--- SHORT PROBLEM 1 ---
Put the rows from the start of the rows through the line that contains "step-number-3: 3 [904, 415, 945, 456]" into a numbered list, leaving out any blank lines.

** START DOCUMENT **

0436. Find Right Interval

436. Find Right Interval #

Problem #

Given a set of intervals, for each of the interval i, check if there exists an interval j whose start point is bigger than or equal to the end point of the interval i, which can be called that j is on the “right” of i.

For any interval i, you need to store the minimum interval j’s index, which means that the interval j has the minimum start point to build the “right” relationship for interval i. If the interval j doesn’t exist, store -1 for the interval i. Finally, you need output the stored value of each interval as an array.

Note:

  1. You may assume the interval’s end point is always bigger than its start point.
  2. You may assume none of these intervals have the same start point.

Example 1:

Input: [ [1,2] ]

Output: [-1]

Explanation: There is only one interval in the collection, so it outputs -1.

Example 2:

Input: [ [3,4], [2,3], [1,2] ]

Output: [-1, 0, 1]

Explanation: There is no satisfied "right" interval for [3,4].
For [2,3], the interval [3,4] has minimum-"right" start point;
For [1,2], the interval [2,3] has minimum-"right" start point.

Example 3:

Input: [ [1,4], [2,3], [3,4] ]

Output: [-1, 2, -1]

Explanation: There is no satisfied "right" interval for [1,4] and [3,4].
For [2,3], the interval [3,4] has minimum-"right" start point.

Note: input types have been changed on April 15, 2019. Please reset to default code definition to get new method signature.

Problem Summary #

Given a set of intervals, for each interval i, check whether there exists an interval j whose start point is greater than or equal to the end point of interval i; this can be called j being on the “right” side of i.

For any interval, you need to store the minimum index of the interval j that satisfies the condition, which means interval j has the minimum start point that can make it a “right” interval. If interval j does not exist, store -1 for interval i. Finally, you need to output an array whose values are the stored interval values.

Note:

  • You may assume the interval’s end point is always greater than its start point.
  • You may assume none of these intervals have the same start point.

Solution Ideas #

  • Given an array of interval, find the index of the first interval to the right of each interval. Interval A is to the right of interval B: the value of the left boundary of interval A is greater than or equal to the value of the right boundary of interval B.
  • This problem can obviously be solved with binary search. First sort the interval array, then for each interval, use binary search to find the interval whose value is greater than or equal to the right boundary value of the interval. If found, store the index in the final array; if not found, store -1 in the final array.

Code #


package leetcode

import "sort"

// Solution 1: Use built-in sort + binary search
func findRightInterval(intervals [][]int) []int {
	intervalList := make(intervalList, len(intervals))

** END DOCUMENT **

--- SHORT PROBLEM 2 ---
Copy the stretch of the interval problem from "For any interval i, you" through "it outputs -1.", substituting "list" for "array".

** START DATA EXTRACT **

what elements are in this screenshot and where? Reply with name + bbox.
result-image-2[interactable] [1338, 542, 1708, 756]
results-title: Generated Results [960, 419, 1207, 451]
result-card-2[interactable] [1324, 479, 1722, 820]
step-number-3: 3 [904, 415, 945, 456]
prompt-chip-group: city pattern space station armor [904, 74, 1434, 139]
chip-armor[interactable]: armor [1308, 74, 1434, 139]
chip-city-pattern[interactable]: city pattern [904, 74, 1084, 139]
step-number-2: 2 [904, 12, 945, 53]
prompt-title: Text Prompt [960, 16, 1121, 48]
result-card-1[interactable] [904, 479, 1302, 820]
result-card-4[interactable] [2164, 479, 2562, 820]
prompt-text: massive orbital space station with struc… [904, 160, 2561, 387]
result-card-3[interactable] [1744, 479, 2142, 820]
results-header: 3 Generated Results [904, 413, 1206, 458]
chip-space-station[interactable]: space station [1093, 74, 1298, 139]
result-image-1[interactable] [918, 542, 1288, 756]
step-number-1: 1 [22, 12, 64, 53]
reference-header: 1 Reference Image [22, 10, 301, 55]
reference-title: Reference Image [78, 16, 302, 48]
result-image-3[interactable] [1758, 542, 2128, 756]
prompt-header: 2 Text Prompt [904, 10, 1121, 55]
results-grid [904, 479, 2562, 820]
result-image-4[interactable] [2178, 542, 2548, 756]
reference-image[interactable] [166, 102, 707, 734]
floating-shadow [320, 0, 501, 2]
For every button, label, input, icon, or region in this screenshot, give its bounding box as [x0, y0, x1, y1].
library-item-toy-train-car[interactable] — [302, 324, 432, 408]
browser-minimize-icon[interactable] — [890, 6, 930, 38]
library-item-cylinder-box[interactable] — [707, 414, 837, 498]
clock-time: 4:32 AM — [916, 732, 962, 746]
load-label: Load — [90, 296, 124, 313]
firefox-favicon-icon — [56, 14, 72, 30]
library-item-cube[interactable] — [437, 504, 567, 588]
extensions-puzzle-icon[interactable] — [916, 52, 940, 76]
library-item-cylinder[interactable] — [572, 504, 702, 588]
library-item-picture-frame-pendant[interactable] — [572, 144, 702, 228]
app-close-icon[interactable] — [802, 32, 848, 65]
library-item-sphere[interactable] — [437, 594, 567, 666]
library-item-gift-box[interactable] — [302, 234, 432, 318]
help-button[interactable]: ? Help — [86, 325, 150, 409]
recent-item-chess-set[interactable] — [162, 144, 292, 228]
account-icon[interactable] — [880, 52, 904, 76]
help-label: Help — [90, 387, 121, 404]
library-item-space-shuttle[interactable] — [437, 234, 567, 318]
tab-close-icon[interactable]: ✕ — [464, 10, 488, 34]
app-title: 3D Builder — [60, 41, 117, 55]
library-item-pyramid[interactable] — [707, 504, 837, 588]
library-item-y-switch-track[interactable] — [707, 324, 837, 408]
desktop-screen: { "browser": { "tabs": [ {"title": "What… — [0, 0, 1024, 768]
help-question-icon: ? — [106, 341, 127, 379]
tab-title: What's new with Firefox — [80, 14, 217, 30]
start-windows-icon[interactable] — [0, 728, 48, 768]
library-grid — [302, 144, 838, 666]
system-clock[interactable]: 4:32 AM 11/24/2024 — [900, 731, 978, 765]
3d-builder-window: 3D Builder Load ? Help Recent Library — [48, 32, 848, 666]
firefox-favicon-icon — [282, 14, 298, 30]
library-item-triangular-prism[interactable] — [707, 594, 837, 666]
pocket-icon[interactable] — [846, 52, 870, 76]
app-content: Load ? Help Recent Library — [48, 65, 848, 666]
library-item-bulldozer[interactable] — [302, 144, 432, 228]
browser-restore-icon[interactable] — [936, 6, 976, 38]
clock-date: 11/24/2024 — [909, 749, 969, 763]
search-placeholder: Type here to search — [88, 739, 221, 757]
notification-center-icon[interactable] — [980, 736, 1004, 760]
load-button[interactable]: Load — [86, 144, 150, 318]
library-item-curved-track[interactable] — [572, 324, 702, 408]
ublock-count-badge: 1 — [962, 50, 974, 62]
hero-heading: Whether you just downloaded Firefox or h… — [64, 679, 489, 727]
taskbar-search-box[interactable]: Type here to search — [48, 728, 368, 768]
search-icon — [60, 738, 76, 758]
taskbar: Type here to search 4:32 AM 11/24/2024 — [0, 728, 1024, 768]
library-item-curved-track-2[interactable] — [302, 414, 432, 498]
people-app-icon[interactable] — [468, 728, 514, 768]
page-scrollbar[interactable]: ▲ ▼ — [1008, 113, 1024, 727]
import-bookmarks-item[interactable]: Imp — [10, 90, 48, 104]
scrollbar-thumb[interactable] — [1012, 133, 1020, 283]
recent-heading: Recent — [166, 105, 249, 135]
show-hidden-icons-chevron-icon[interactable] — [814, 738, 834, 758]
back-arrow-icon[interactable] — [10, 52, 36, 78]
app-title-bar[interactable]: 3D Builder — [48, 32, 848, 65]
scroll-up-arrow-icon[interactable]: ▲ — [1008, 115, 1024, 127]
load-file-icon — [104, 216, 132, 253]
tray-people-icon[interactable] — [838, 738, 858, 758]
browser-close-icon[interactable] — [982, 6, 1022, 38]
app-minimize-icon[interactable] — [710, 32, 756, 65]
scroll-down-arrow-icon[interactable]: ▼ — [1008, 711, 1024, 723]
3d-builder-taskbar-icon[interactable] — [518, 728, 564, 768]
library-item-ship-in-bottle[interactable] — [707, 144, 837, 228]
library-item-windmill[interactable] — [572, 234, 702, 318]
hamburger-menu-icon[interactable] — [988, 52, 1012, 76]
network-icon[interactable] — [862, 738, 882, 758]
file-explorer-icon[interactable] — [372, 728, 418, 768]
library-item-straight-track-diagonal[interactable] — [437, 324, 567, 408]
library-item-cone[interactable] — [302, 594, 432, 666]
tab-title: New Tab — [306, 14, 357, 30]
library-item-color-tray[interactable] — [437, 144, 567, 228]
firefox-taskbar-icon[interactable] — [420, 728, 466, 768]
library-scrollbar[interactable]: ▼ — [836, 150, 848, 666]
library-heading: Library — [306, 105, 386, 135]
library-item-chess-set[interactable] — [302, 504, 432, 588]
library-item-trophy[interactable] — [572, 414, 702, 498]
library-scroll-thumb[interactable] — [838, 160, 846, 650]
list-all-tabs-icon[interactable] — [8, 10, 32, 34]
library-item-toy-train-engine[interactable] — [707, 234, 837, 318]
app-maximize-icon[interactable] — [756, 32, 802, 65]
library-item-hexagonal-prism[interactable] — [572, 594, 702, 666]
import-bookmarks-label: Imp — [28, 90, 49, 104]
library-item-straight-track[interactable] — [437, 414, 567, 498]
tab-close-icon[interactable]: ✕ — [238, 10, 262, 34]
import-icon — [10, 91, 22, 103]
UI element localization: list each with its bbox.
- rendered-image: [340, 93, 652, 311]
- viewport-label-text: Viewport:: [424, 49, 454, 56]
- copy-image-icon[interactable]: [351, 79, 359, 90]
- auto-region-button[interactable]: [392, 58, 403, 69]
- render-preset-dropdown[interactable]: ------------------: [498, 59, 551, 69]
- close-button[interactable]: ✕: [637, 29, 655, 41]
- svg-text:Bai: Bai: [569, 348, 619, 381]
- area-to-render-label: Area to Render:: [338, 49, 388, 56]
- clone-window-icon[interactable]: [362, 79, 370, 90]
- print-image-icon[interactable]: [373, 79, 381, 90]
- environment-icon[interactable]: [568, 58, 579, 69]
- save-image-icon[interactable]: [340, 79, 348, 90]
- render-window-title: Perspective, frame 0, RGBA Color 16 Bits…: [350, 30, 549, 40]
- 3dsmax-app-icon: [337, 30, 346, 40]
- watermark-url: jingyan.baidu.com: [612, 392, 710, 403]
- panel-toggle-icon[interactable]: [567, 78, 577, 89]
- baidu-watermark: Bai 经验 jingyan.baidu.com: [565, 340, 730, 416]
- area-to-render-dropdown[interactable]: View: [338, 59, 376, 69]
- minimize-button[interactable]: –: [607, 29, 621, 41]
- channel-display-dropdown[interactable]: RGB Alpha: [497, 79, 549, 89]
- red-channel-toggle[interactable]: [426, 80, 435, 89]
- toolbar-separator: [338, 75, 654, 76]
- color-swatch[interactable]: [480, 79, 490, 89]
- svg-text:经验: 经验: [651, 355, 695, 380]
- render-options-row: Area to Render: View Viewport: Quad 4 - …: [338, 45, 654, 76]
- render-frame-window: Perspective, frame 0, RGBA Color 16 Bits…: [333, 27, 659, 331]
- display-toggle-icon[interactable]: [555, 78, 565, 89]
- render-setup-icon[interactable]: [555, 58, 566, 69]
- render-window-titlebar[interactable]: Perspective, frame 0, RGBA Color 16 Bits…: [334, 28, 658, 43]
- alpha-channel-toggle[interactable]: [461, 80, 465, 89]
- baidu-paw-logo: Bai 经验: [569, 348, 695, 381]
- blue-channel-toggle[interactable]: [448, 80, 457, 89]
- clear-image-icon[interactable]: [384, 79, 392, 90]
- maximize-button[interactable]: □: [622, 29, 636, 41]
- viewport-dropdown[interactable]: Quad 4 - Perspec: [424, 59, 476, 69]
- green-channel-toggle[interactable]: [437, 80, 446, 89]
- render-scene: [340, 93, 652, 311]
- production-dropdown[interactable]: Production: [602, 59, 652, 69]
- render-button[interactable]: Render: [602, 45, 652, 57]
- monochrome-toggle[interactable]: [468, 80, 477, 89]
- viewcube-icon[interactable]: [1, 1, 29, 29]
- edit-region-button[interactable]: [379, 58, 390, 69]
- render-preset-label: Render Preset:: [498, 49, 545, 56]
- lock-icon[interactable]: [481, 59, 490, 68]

** END DATA EXTRACT **

--- TASK OUTPUT 1 ---
1. what elements are in this screenshot and where? Reply with name + bbox.
2. result-image-2[interactable] [1338, 542, 1708, 756]
3. results-title: Generated Results [960, 419, 1207, 451]
4. result-card-2[interactable] [1324, 479, 1722, 820]
5. step-number-3: 3 [904, 415, 945, 456]

--- TASK OUTPUT 2 ---
For any interval i, you need to store the minimum interval j’s index, which means that the interval j has the minimum start point to build the “right” relationship for interval i. If the interval j doesn’t exist, store -1 for the interval i. Finally, you need output the stored value of each interval as an list.

Note:

  1. You may assume the interval’s end point is always bigger than its start point.
  2. You may assume none of these intervals have the same start point.

Example 1:

Input: [ [1,2] ]

Output: [-1]

Explanation: There is only one interval in the collection, so it outputs -1.